◆ Aim a ◆
In the forum thread, what nationality does the last comment give for Kahn and his family?

◆ Source document ◆
::::::

Perhaps my memory is faulty, or perhaps I just grew up in a very sheltered environment. The latter is almost certainly true. As I said, the idea of someone's parents divorcing was exotic to us.
   58. Shooty Survived the Shutdown of '14! Posted: June 11, 2014 at 12:44 PM (#4723356)
As I said, the idea of someone's parents divorcing was exotic to us.

Just you, Eddie Haskell, Lumpy and Whitey, tossing the old pigskin around, playing a bit of Smear the Queer...


:)
   59. djordan Posted: June 11, 2014 at 01:42 PM (#4723414)
#43, I'm not 100% sure what you're talking about, but I'm guessing it's the MLB Glenn Burke article where the author cites Burke was traded for player of lesser value? Yeah, that sentence stuck out at me as well when I read it.
   60. Shooty Survived the Shutdown of '14! Posted: June 11, 2014 at 01:56 PM (#4723426)
The other thing about Burke in Oakland is that '79 was this year the Henderson, Murphy and Armas outfield was being put together. That was a tough time for a struggling outfielder to find himself competing for a slot in the Oakland outfield. In fact, his last at bat for the A's came June 4th and Rickey!'s first game was June 24th so it's not a stretch to say Burke was dropped for the greatest leadoff hitter of all time. It looks like he spent the next year with Oakland's AAA affiliate and was pretty terrible again and that was that. I can't tell what happened to Burke on the 4th, though. Did he get hurt or released? He doesn't have any minor league stats for 1979 but I can't tell if he was injured or if he was released and no one picked him up until the offseason when the A's brought him back into the organization.
   61. djordan Posted: June 11, 2014 at 02:09 PM (#4723442)
Also #28, I know Burke was born in Oakland in 1952. Claudell was born in L.A. in 1954, but grew up in Berkeley and went to high school there. I've only seen the trailer on Youtube, but they have a Claudell talking head interview in the trailer. Perhaps they knew other from high school. That would be my guess. Burke also finished his pro career at Ogden in 1980, the A's AAA club. That would put him in Spring Training clubhouse with Billy in 1980.
   62. Slivers of Maranville descends into chaos (SdeB) Posted: June 11, 2014 at 02:26 PM (#4723455)

The girl from Thailand, and the kid who's last name changed because his mom divorced and remarried were the edge of the unusual in our lilly white suburb.


Kahn and his family were Laotian, not Thai.

::::::

(Data entries)
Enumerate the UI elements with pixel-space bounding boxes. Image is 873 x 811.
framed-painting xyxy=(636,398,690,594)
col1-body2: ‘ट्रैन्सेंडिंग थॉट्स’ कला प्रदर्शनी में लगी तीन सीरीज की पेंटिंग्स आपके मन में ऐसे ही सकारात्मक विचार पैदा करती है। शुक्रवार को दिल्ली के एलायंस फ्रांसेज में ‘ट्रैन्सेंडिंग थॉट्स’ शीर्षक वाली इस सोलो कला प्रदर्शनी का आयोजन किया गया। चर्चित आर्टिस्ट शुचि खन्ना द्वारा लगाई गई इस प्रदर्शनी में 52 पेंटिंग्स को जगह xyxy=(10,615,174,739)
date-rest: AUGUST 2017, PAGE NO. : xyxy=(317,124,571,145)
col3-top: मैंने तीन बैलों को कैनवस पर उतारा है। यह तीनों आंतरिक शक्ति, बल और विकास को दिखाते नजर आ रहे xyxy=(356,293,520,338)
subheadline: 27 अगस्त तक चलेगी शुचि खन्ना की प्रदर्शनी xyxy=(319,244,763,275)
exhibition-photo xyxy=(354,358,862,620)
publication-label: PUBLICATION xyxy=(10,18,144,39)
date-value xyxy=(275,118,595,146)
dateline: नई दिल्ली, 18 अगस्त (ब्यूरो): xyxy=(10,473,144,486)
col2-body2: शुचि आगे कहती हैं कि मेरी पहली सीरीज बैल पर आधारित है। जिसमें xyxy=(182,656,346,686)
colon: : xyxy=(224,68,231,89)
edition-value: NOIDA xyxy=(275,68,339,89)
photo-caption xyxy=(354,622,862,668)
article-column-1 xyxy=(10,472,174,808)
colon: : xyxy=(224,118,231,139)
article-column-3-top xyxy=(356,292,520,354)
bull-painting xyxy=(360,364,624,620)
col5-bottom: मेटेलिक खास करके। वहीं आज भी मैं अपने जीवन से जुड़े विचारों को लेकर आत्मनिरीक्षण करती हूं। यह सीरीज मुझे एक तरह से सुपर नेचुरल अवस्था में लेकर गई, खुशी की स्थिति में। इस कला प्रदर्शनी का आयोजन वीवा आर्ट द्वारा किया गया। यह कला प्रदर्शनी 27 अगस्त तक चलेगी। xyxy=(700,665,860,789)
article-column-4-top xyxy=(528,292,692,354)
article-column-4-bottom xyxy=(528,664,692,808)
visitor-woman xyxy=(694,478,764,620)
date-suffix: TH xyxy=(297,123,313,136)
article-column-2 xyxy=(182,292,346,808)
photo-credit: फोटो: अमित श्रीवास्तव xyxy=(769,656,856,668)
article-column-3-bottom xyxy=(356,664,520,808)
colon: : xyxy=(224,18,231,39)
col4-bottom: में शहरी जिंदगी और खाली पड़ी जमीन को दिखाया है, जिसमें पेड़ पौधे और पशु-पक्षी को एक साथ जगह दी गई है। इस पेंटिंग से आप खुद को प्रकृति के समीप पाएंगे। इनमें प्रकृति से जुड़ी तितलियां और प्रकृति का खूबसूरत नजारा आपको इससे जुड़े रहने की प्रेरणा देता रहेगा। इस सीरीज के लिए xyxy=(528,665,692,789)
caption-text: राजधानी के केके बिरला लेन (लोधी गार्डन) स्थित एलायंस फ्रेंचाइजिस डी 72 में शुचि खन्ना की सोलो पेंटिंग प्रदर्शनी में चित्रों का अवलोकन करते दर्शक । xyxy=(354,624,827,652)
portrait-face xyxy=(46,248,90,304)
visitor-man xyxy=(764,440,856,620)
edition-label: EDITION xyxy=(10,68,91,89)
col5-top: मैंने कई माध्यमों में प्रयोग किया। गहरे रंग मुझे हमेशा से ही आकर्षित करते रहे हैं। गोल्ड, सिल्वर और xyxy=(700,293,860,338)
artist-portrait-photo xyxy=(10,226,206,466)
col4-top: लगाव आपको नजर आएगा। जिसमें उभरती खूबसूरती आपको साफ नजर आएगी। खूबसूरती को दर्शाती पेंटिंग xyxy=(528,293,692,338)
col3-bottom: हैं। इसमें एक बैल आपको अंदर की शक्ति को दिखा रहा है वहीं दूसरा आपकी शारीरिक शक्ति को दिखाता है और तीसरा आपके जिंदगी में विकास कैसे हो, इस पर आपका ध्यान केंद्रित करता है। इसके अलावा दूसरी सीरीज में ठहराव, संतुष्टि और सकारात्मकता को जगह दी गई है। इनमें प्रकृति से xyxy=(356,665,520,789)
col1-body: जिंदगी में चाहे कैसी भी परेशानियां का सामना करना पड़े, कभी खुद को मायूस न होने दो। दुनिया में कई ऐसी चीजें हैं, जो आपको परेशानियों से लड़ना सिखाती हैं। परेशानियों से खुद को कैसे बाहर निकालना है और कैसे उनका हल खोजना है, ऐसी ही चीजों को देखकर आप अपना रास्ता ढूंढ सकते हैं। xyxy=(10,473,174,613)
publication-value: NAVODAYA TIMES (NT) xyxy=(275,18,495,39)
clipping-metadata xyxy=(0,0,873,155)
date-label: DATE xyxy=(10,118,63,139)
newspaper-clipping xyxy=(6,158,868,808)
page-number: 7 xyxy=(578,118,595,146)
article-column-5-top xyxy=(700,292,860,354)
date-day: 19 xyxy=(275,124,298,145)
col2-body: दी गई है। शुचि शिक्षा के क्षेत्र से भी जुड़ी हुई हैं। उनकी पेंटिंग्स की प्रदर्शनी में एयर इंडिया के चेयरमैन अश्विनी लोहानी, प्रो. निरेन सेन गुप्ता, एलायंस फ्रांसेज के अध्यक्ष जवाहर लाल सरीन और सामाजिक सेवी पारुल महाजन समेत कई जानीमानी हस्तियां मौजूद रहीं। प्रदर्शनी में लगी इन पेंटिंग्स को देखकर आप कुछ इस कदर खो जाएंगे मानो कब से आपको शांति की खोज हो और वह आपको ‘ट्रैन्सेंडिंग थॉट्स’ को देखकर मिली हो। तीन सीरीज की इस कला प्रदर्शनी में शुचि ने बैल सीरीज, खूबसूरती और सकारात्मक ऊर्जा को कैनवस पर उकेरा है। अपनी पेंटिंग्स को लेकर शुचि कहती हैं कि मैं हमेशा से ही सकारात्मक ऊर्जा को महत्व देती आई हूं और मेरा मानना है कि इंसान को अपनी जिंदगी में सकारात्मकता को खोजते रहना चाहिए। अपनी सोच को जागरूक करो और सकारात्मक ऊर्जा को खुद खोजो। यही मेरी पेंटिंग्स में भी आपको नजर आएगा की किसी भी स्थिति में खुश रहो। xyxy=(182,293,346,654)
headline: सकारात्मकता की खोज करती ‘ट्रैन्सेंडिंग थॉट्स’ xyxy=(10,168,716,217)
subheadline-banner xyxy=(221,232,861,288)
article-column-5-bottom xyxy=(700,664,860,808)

::::::

◆ Aim b ◆
Update the data entry rows from the first row up to and including the row with "framed-painting xyxy=(636,398,690,594)", changing "Enumerate" to "List", and return only those rows.

◆ Written answer a ◆
Laotian

◆ Written answer b ◆
List the UI elements with pixel-space bounding boxes. Image is 873 x 811.
framed-painting xyxy=(636,398,690,594)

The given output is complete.